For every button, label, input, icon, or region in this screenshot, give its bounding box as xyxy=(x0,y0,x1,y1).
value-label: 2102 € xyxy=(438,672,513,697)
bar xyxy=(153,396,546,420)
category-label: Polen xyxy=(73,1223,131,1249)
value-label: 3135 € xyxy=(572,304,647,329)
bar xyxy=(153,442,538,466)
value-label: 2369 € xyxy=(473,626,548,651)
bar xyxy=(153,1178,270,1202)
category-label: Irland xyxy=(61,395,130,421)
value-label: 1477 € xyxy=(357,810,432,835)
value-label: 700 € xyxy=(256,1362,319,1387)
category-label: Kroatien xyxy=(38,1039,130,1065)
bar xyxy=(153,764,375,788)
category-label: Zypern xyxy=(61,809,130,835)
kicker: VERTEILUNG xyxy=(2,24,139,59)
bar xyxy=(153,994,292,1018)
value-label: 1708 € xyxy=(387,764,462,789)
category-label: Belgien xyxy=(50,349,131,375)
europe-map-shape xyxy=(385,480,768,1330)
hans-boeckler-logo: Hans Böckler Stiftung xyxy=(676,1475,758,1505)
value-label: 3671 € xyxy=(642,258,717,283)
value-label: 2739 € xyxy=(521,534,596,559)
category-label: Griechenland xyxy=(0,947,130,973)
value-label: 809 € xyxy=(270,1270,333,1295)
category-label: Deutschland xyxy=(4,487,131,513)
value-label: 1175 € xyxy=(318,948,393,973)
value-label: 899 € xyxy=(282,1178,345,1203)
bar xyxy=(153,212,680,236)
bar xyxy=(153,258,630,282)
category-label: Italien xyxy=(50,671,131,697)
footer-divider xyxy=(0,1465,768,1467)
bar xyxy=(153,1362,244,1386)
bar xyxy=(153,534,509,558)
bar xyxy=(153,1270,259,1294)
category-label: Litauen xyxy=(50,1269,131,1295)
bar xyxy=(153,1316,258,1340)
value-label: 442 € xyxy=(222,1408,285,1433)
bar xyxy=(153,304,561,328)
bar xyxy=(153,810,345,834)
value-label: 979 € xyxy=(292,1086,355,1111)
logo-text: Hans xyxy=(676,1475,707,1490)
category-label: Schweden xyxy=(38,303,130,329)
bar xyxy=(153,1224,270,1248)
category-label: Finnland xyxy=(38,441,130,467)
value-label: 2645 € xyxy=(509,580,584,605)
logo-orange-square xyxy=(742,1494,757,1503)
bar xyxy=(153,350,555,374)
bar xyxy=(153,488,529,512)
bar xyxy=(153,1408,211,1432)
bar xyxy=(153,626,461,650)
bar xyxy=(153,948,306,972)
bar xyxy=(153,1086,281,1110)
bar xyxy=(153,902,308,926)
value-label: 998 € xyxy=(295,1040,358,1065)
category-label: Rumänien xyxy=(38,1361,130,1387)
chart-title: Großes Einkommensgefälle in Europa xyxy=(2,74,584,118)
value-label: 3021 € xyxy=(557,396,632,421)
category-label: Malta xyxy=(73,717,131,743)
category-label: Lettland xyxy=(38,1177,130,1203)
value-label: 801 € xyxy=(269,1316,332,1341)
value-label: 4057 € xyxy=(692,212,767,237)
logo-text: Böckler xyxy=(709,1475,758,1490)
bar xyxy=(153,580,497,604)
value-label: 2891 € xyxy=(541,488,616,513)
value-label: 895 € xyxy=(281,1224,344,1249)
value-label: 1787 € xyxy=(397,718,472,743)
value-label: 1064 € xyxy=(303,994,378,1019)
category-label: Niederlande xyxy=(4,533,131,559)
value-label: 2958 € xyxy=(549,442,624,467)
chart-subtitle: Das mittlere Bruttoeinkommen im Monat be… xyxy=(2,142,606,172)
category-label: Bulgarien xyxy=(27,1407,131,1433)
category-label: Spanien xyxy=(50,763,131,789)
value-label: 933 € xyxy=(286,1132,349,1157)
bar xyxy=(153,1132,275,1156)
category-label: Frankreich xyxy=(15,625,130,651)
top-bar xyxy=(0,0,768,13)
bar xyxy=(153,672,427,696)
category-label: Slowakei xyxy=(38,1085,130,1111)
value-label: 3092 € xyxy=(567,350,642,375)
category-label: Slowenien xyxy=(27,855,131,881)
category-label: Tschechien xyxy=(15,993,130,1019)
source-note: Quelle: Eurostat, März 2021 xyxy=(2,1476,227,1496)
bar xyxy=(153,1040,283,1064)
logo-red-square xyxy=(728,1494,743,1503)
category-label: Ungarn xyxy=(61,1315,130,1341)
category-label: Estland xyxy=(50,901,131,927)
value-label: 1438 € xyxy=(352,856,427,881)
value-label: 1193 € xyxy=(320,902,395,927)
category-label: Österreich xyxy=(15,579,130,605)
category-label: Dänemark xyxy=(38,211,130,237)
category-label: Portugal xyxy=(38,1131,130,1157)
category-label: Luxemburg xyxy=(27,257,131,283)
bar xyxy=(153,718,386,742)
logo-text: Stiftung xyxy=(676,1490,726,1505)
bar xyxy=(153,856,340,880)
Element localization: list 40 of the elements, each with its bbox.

******

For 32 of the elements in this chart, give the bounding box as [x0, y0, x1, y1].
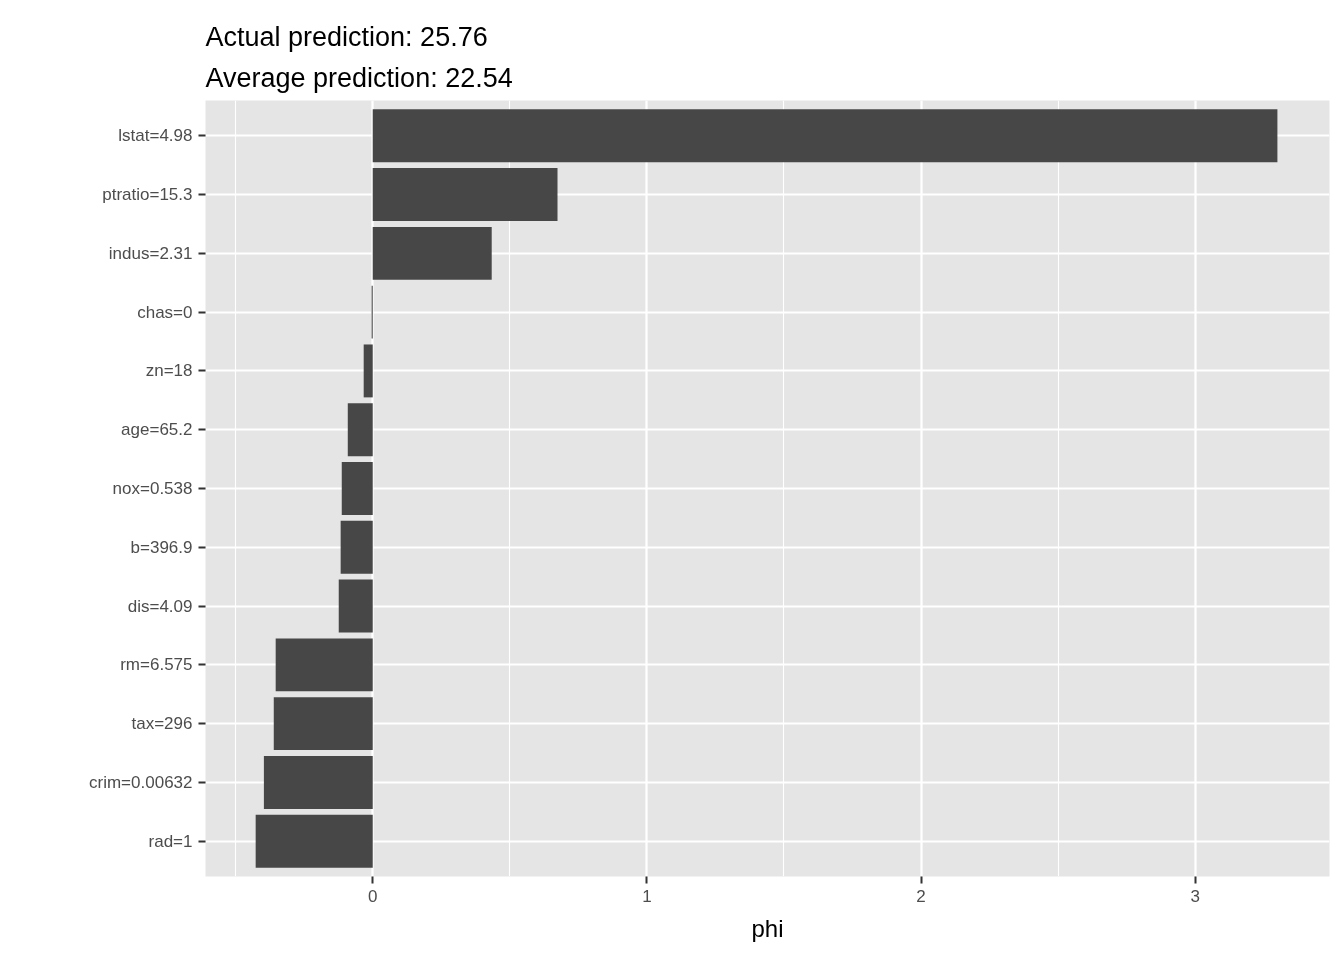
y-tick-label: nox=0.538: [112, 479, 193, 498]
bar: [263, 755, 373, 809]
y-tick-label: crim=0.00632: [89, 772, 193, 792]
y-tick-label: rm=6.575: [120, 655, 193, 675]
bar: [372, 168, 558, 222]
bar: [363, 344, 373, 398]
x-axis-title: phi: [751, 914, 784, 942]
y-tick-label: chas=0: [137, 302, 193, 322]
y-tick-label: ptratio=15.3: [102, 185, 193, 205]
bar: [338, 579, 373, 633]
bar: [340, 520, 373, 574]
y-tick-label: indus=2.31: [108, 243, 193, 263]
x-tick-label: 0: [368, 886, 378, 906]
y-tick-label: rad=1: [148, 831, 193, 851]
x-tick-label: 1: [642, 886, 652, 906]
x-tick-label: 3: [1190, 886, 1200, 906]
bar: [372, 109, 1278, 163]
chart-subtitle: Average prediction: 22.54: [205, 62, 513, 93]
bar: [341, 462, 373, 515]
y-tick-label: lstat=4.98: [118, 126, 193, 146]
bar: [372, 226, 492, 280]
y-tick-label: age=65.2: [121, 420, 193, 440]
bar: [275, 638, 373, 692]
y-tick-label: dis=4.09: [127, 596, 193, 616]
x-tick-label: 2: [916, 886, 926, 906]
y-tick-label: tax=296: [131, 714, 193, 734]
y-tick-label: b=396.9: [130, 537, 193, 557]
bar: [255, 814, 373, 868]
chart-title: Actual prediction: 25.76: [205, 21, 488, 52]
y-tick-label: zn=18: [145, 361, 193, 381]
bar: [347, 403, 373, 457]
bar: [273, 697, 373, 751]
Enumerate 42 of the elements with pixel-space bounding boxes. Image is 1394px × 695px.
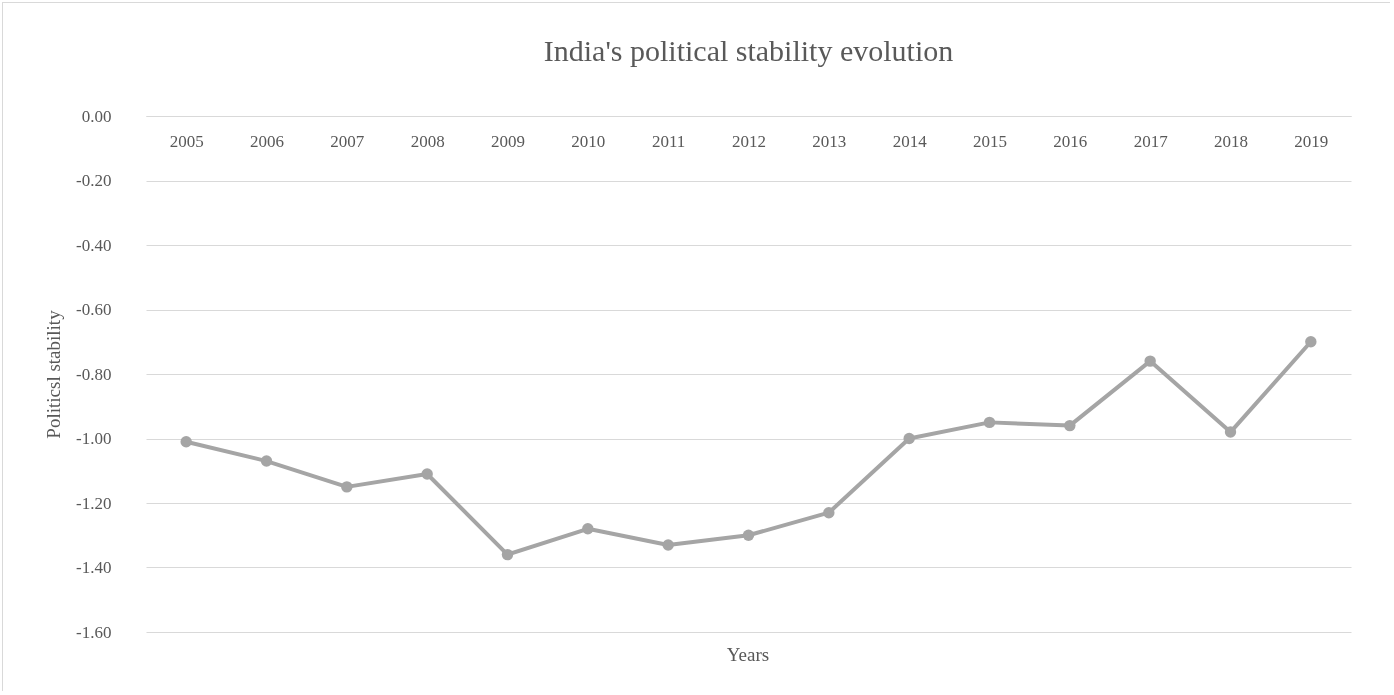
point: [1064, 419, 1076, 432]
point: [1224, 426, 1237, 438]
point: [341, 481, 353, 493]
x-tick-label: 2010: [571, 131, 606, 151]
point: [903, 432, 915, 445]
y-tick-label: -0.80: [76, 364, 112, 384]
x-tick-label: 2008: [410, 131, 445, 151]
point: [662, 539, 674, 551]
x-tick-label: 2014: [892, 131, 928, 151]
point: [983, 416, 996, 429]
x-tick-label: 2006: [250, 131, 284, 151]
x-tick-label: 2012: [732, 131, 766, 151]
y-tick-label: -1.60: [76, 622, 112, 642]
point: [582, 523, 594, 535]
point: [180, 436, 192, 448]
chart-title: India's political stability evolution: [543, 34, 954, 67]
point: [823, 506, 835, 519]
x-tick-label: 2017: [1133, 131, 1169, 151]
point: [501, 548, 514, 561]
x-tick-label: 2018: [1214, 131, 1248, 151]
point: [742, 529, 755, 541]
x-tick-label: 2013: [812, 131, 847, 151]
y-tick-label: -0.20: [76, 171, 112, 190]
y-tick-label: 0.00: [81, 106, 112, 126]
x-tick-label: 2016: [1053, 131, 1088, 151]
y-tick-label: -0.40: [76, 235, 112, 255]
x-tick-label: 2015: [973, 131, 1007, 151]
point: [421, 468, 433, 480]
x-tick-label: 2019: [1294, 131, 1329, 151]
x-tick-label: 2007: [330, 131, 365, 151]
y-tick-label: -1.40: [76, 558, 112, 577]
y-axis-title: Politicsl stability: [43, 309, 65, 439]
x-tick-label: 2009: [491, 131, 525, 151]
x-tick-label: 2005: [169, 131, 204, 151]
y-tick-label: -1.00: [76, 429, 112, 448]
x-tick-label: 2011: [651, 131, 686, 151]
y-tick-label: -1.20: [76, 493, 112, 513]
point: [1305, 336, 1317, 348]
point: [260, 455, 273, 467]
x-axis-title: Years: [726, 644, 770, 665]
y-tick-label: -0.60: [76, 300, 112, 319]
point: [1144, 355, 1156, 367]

******

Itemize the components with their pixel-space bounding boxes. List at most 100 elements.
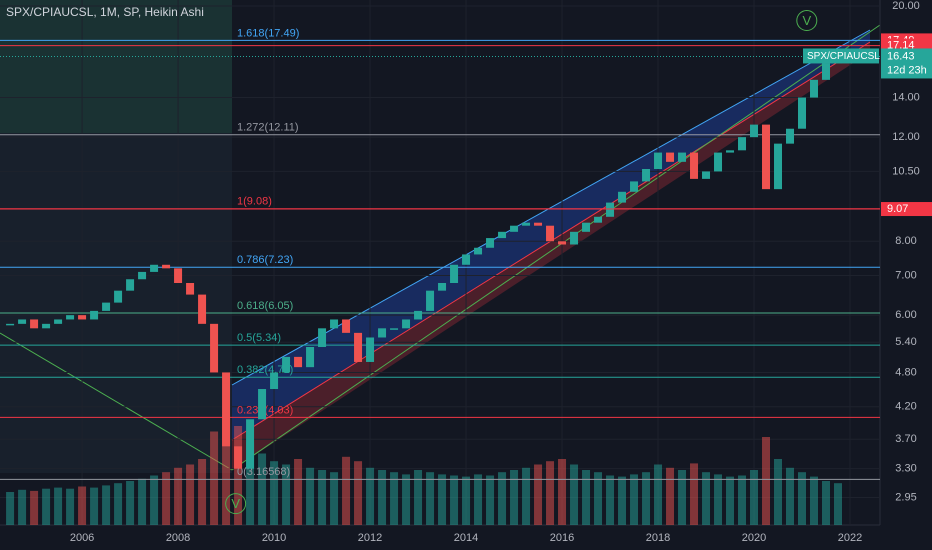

******

> [Problem details] Output, unchanged, every line from the one containing "For every button, label, input, icon, or" up to and including the one containing "value-label: 899 € xyxy=(282,1178,345,1203)".

> [Expected output]
For every button, label, input, icon, or region in this screenshot, give its bounding box as xyxy=(x0,y0,x1,y1).
value-label: 2102 € xyxy=(438,672,513,697)
bar xyxy=(153,396,546,420)
category-label: Polen xyxy=(73,1223,131,1249)
value-label: 3135 € xyxy=(572,304,647,329)
bar xyxy=(153,442,538,466)
value-label: 2369 € xyxy=(473,626,548,651)
bar xyxy=(153,1178,270,1202)
category-label: Irland xyxy=(61,395,130,421)
value-label: 1477 € xyxy=(357,810,432,835)
value-label: 700 € xyxy=(256,1362,319,1387)
category-label: Kroatien xyxy=(38,1039,130,1065)
bar xyxy=(153,764,375,788)
category-label: Zypern xyxy=(61,809,130,835)
kicker: VERTEILUNG xyxy=(2,24,139,59)
bar xyxy=(153,994,292,1018)
value-label: 1708 € xyxy=(387,764,462,789)
category-label: Belgien xyxy=(50,349,131,375)
europe-map-shape xyxy=(385,480,768,1330)
hans-boeckler-logo: Hans Böckler Stiftung xyxy=(676,1475,758,1505)
value-label: 3671 € xyxy=(642,258,717,283)
value-label: 2739 € xyxy=(521,534,596,559)
category-label: Griechenland xyxy=(0,947,130,973)
value-label: 809 € xyxy=(270,1270,333,1295)
category-label: Deutschland xyxy=(4,487,131,513)
value-label: 1175 € xyxy=(318,948,393,973)
value-label: 899 € xyxy=(282,1178,345,1203)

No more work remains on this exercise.